** DESCRIPTION OF THE TASK **
The word "nélkül" marks the lines you need; copy each of them from the data.

(Figure record extracts)
::::
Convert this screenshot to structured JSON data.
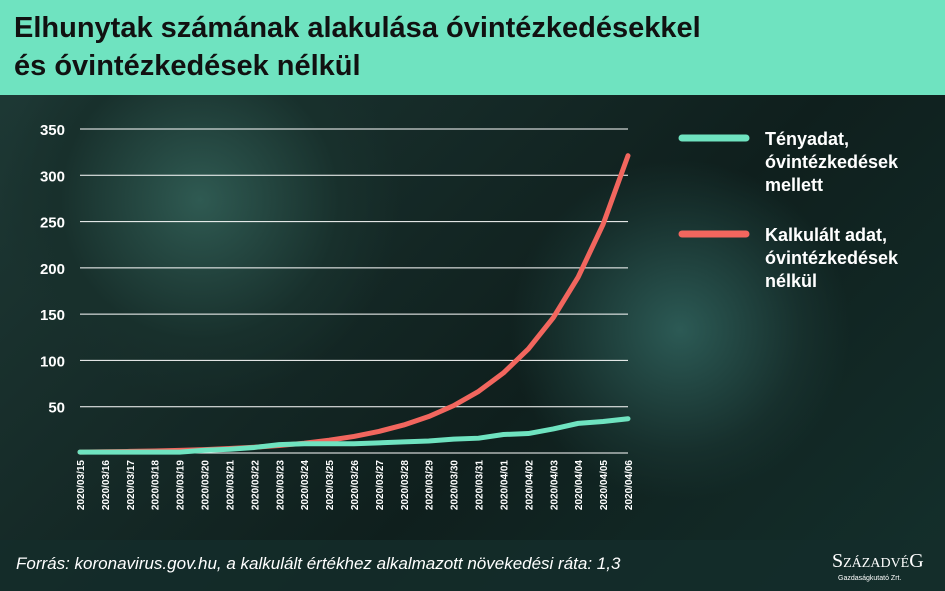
{
  "chart_data": {
    "type": "line",
    "title": [
      "Elhunytak számának alakulása óvintézkedésekkel",
      "és óvintézkedések nélkül"
    ],
    "categories": [
      "2020/03/15",
      "2020/03/16",
      "2020/03/17",
      "2020/03/18",
      "2020/03/19",
      "2020/03/20",
      "2020/03/21",
      "2020/03/22",
      "2020/03/23",
      "2020/03/24",
      "2020/03/25",
      "2020/03/26",
      "2020/03/27",
      "2020/03/28",
      "2020/03/29",
      "2020/03/30",
      "2020/03/31",
      "2020/04/01",
      "2020/04/02",
      "2020/04/03",
      "2020/04/04",
      "2020/04/05",
      "2020/04/06"
    ],
    "series": [
      {
        "name": "Tényadat, óvintézkedések mellett",
        "color": "#6fe3c0",
        "values": [
          1,
          1,
          1,
          1,
          1,
          3,
          4,
          6,
          9,
          10,
          10,
          10,
          11,
          12,
          13,
          15,
          16,
          20,
          21,
          26,
          32,
          34,
          37
        ]
      },
      {
        "name": "Kalkulált adat, óvintézkedések nélkül",
        "color": "#f2665e",
        "values": [
          1,
          1.3,
          1.69,
          2.2,
          2.86,
          3.71,
          4.83,
          6.27,
          8.16,
          10.6,
          13.79,
          17.92,
          23.3,
          30.29,
          39.37,
          51.19,
          66.54,
          86.5,
          112.46,
          146.19,
          190.05,
          247.06,
          321.18
        ]
      }
    ],
    "ylim": [
      0,
      350
    ],
    "yticks": [
      50,
      100,
      150,
      200,
      250,
      300,
      350
    ],
    "grid": true,
    "source": "Forrás: koronavirus.gov.hu, a kalkulált értékhez alkalmazott növekedési ráta: 1,3",
    "logo": "SzázadvéG",
    "logo_sub": "Gazdaságkutató Zrt."
  }
}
::::
** EXERCISE RESULT **
      "és óvintézkedések nélkül"
        "name": "Kalkulált adat, óvintézkedések nélkül",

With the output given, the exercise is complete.